> Problem: All of the lines below are to be printed again exactly; images are excluded from the output.

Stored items
^^^^^^^^
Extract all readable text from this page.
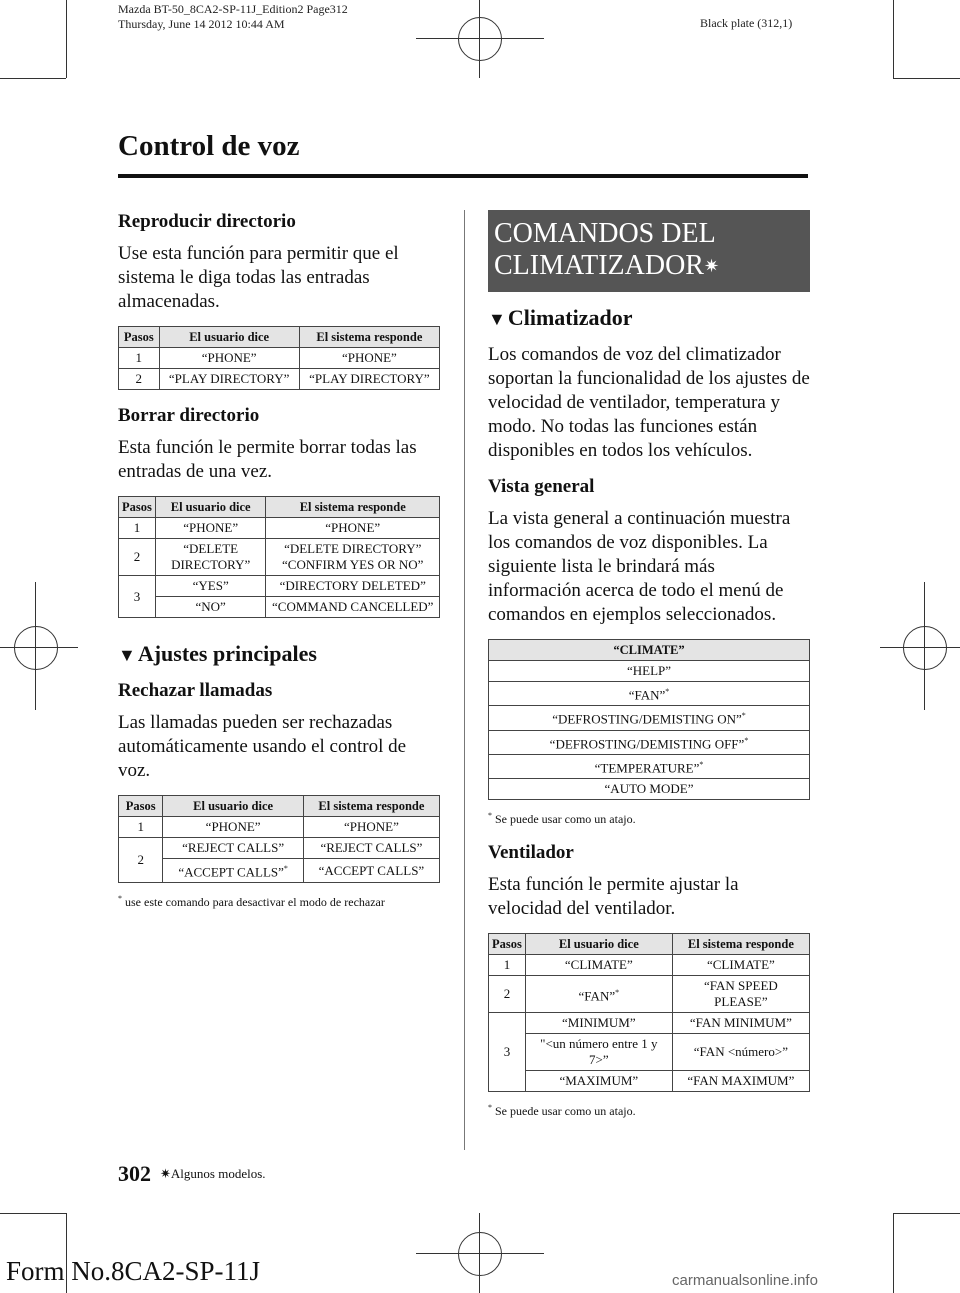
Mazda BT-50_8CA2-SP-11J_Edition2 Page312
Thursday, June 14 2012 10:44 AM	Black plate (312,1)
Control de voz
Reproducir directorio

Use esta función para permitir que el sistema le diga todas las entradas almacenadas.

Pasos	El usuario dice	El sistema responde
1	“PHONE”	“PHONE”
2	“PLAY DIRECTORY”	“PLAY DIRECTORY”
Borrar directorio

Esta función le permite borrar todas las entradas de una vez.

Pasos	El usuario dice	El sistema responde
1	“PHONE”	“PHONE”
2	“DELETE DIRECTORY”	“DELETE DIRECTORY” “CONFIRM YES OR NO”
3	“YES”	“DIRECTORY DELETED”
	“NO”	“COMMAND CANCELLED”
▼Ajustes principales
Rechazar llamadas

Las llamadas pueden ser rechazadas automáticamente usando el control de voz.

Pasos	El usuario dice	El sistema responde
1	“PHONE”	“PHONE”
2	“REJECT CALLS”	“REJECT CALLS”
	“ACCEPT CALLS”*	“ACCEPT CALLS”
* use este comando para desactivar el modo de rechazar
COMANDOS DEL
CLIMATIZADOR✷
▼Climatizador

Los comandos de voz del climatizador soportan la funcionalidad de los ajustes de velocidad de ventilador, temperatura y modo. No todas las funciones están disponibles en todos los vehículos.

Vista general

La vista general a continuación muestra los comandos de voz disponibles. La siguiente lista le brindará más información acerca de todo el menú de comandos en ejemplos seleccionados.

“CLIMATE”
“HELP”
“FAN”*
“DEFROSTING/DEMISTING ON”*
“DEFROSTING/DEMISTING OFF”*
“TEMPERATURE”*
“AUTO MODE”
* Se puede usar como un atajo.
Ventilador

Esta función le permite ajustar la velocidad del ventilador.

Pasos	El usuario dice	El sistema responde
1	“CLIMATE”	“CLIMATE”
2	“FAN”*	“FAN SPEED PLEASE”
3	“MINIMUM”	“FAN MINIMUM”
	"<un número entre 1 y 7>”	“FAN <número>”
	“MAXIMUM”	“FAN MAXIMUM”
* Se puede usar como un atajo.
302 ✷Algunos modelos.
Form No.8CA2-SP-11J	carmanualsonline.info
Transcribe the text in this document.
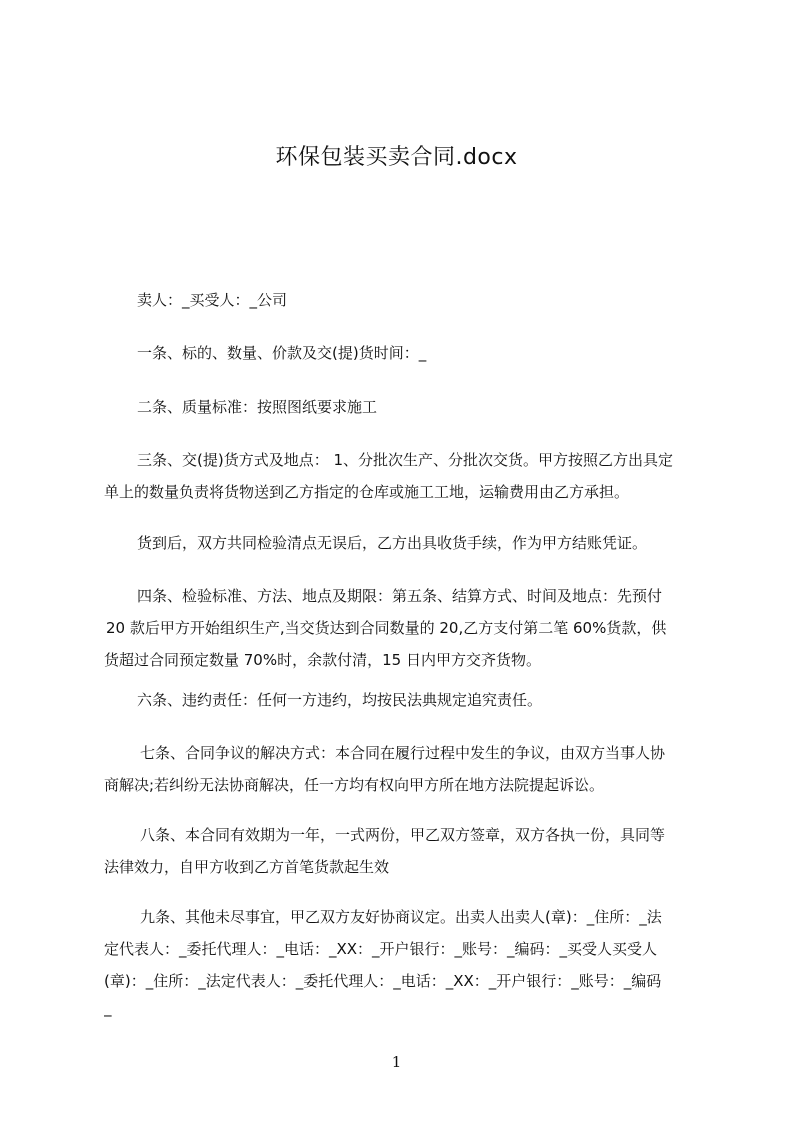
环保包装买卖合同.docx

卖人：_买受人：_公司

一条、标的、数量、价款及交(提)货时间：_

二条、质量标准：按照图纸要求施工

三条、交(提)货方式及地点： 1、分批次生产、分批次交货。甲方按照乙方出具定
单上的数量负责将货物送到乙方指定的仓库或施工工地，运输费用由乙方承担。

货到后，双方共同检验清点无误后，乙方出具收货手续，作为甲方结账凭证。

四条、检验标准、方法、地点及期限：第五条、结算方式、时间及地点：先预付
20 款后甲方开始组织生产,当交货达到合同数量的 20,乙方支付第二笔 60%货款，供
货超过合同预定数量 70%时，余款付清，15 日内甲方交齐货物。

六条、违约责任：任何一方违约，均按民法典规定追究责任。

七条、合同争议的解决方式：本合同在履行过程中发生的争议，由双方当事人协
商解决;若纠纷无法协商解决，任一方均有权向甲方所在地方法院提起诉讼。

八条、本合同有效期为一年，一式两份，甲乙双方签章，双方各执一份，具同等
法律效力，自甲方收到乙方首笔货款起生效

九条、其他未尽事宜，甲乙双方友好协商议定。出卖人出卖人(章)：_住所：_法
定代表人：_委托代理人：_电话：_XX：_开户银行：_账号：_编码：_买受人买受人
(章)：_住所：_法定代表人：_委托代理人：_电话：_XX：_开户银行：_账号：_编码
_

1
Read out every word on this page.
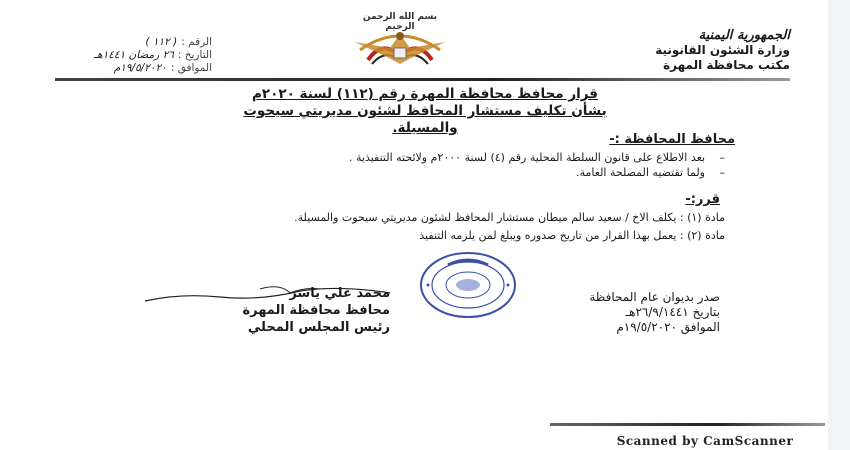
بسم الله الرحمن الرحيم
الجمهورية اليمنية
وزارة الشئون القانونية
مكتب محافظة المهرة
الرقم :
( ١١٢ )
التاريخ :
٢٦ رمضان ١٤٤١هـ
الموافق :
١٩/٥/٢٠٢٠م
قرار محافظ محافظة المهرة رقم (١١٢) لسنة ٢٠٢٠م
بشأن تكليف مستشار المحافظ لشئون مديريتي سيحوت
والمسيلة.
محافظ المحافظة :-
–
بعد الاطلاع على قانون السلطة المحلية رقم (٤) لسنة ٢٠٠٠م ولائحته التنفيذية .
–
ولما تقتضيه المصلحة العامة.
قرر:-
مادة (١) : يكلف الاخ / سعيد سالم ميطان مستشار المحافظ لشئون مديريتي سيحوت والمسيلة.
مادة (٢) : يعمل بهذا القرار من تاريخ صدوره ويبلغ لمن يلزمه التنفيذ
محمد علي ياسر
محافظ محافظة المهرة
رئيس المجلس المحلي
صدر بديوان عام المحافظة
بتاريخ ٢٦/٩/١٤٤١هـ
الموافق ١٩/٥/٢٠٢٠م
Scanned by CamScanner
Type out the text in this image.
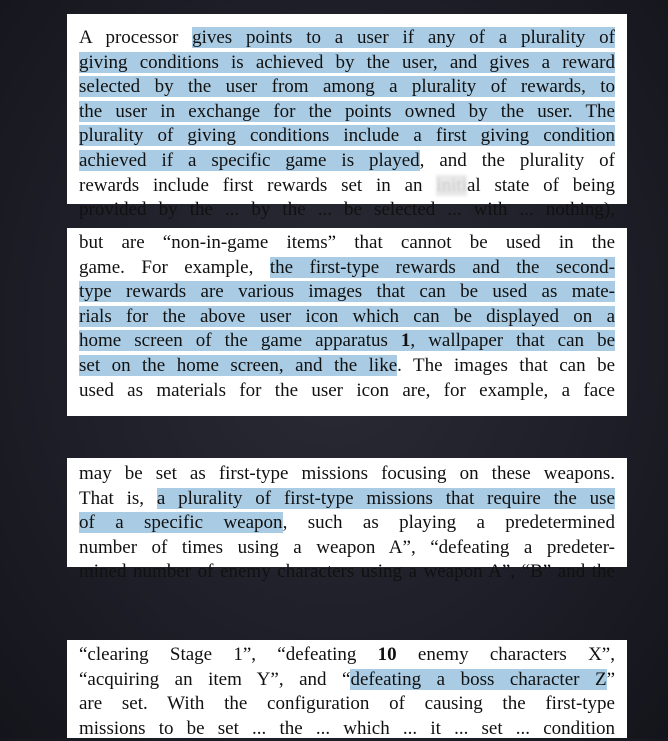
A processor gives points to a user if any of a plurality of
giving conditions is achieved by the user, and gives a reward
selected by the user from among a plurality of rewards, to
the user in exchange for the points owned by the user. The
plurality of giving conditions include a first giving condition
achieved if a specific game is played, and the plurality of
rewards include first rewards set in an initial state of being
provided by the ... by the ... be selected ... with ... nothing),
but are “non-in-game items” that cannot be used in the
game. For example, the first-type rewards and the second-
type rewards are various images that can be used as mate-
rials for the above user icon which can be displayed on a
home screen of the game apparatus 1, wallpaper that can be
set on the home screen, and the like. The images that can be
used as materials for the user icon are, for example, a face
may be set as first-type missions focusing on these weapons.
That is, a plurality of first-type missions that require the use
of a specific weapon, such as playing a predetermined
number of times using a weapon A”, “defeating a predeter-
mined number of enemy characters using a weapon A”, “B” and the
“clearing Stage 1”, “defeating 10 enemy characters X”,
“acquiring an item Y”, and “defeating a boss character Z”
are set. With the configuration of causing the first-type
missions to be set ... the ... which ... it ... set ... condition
^^^^^^^^
> Solution:
Extract all readable text from this page.
Mazda BT-50_8CA2-SP-11J_Edition2 Page312
Thursday, June 14 2012 10:44 AM	Black plate (312,1)
Control de voz
Reproducir directorio

Use esta función para permitir que el sistema le diga todas las entradas almacenadas.

Pasos	El usuario dice	El sistema responde
1	“PHONE”	“PHONE”
2	“PLAY DIRECTORY”	“PLAY DIRECTORY”
Borrar directorio

Esta función le permite borrar todas las entradas de una vez.

Pasos	El usuario dice	El sistema responde
1	“PHONE”	“PHONE”
2	“DELETE DIRECTORY”	“DELETE DIRECTORY” “CONFIRM YES OR NO”
3	“YES”	“DIRECTORY DELETED”
	“NO”	“COMMAND CANCELLED”
▼Ajustes principales
Rechazar llamadas

Las llamadas pueden ser rechazadas automáticamente usando el control de voz.

Pasos	El usuario dice	El sistema responde
1	“PHONE”	“PHONE”
2	“REJECT CALLS”	“REJECT CALLS”
	“ACCEPT CALLS”*	“ACCEPT CALLS”
* use este comando para desactivar el modo de rechazar
COMANDOS DEL
CLIMATIZADOR✷
▼Climatizador

Los comandos de voz del climatizador soportan la funcionalidad de los ajustes de velocidad de ventilador, temperatura y modo. No todas las funciones están disponibles en todos los vehículos.

Vista general

La vista general a continuación muestra los comandos de voz disponibles. La siguiente lista le brindará más información acerca de todo el menú de comandos en ejemplos seleccionados.

“CLIMATE”
“HELP”
“FAN”*
“DEFROSTING/DEMISTING ON”*
“DEFROSTING/DEMISTING OFF”*
“TEMPERATURE”*
“AUTO MODE”
* Se puede usar como un atajo.
Ventilador

Esta función le permite ajustar la velocidad del ventilador.

Pasos	El usuario dice	El sistema responde
1	“CLIMATE”	“CLIMATE”
2	“FAN”*	“FAN SPEED PLEASE”
3	“MINIMUM”	“FAN MINIMUM”
	"<un número entre 1 y 7>”	“FAN <número>”
	“MAXIMUM”	“FAN MAXIMUM”
* Se puede usar como un atajo.
302 ✷Algunos modelos.
Form No.8CA2-SP-11J	carmanualsonline.info
Transcribe the text in this document.
环保包装买卖合同.docx

卖人：_买受人：_公司

一条、标的、数量、价款及交(提)货时间：_

二条、质量标准：按照图纸要求施工

三条、交(提)货方式及地点： 1、分批次生产、分批次交货。甲方按照乙方出具定
单上的数量负责将货物送到乙方指定的仓库或施工工地，运输费用由乙方承担。

货到后，双方共同检验清点无误后，乙方出具收货手续，作为甲方结账凭证。

四条、检验标准、方法、地点及期限：第五条、结算方式、时间及地点：先预付
20 款后甲方开始组织生产,当交货达到合同数量的 20,乙方支付第二笔 60%货款，供
货超过合同预定数量 70%时，余款付清，15 日内甲方交齐货物。

六条、违约责任：任何一方违约，均按民法典规定追究责任。

七条、合同争议的解决方式：本合同在履行过程中发生的争议，由双方当事人协
商解决;若纠纷无法协商解决，任一方均有权向甲方所在地方法院提起诉讼。

八条、本合同有效期为一年，一式两份，甲乙双方签章，双方各执一份，具同等
法律效力，自甲方收到乙方首笔货款起生效

九条、其他未尽事宜，甲乙双方友好协商议定。出卖人出卖人(章)：_住所：_法
定代表人：_委托代理人：_电话：_XX：_开户银行：_账号：_编码：_买受人买受人
(章)：_住所：_法定代表人：_委托代理人：_电话：_XX：_开户银行：_账号：_编码
_

1
Read out every word on this page.
بسم الله الرحمن الرحيم
الجمهورية اليمنية
وزارة الشئون القانونية
مكتب محافظة المهرة
الرقم :
( ١١٢ )
التاريخ :
٢٦ رمضان ١٤٤١هـ
الموافق :
١٩/٥/٢٠٢٠م
قرار محافظ محافظة المهرة رقم (١١٢) لسنة ٢٠٢٠م
بشأن تكليف مستشار المحافظ لشئون مديريتي سيحوت
والمسيلة.
محافظ المحافظة :-
–
بعد الاطلاع على قانون السلطة المحلية رقم (٤) لسنة ٢٠٠٠م ولائحته التنفيذية .
–
ولما تقتضيه المصلحة العامة.
قرر:-
مادة (١) : يكلف الاخ / سعيد سالم ميطان مستشار المحافظ لشئون مديريتي سيحوت والمسيلة.
مادة (٢) : يعمل بهذا القرار من تاريخ صدوره ويبلغ لمن يلزمه التنفيذ
محمد علي ياسر
محافظ محافظة المهرة
رئيس المجلس المحلي
صدر بديوان عام المحافظة
بتاريخ ٢٦/٩/١٤٤١هـ
الموافق ١٩/٥/٢٠٢٠م
Scanned by CamScanner
Type out the text in this image.
A processor gives points to a user if any of a plurality of
giving conditions is achieved by the user, and gives a reward
selected by the user from among a plurality of rewards, to
the user in exchange for the points owned by the user. The
plurality of giving conditions include a first giving condition
achieved if a specific game is played, and the plurality of
rewards include first rewards set in an initial state of being
provided by the ... by the ... be selected ... with ... nothing),
but are “non-in-game items” that cannot be used in the
game. For example, the first-type rewards and the second-
type rewards are various images that can be used as mate-
rials for the above user icon which can be displayed on a
home screen of the game apparatus 1, wallpaper that can be
set on the home screen, and the like. The images that can be
used as materials for the user icon are, for example, a face
may be set as first-type missions focusing on these weapons.
That is, a plurality of first-type missions that require the use
of a specific weapon, such as playing a predetermined
number of times using a weapon A”, “defeating a predeter-
mined number of enemy characters using a weapon A”, “B” and the
“clearing Stage 1”, “defeating 10 enemy characters X”,
“acquiring an item Y”, and “defeating a boss character Z”
are set. With the configuration of causing the first-type
missions to be set ... the ... which ... it ... set ... condition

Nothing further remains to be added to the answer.